**Objective**
Search the material for the word "подачи" and report each line where it turns up.

[Rows from a dataset]
>>
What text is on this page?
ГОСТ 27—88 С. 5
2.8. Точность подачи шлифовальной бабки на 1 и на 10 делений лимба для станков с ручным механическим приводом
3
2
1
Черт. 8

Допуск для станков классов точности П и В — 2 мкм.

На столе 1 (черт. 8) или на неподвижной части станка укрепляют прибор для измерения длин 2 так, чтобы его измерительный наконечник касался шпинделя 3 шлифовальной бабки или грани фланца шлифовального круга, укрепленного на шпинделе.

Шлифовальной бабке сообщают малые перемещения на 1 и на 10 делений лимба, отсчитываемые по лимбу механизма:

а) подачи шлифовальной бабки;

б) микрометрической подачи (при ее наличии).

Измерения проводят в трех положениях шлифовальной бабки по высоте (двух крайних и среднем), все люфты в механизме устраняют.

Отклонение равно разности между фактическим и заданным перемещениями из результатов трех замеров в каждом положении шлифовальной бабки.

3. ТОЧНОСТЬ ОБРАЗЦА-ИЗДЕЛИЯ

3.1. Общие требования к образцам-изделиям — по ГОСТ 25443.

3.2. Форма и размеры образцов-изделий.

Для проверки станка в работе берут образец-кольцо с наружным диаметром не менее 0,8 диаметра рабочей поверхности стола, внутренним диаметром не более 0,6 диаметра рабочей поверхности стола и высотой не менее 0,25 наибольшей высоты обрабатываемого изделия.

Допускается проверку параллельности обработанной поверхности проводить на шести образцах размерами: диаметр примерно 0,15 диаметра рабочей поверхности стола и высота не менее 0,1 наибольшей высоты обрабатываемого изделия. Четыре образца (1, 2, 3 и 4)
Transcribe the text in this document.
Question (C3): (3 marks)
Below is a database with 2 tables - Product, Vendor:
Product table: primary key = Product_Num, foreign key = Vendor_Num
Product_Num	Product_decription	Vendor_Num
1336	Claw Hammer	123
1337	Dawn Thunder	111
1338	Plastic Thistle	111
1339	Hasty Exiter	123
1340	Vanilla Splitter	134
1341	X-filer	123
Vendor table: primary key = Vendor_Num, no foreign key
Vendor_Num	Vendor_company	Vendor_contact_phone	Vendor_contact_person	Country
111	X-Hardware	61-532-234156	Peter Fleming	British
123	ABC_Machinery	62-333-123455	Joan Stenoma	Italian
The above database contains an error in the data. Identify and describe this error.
<<
**Solved problem**
2.8. Точность подачи шлифовальной бабки на 1 и на 10 делений лимба для станков с ручным механическим приводом
а) подачи шлифовальной бабки;
б) микрометрической подачи (при ее наличии).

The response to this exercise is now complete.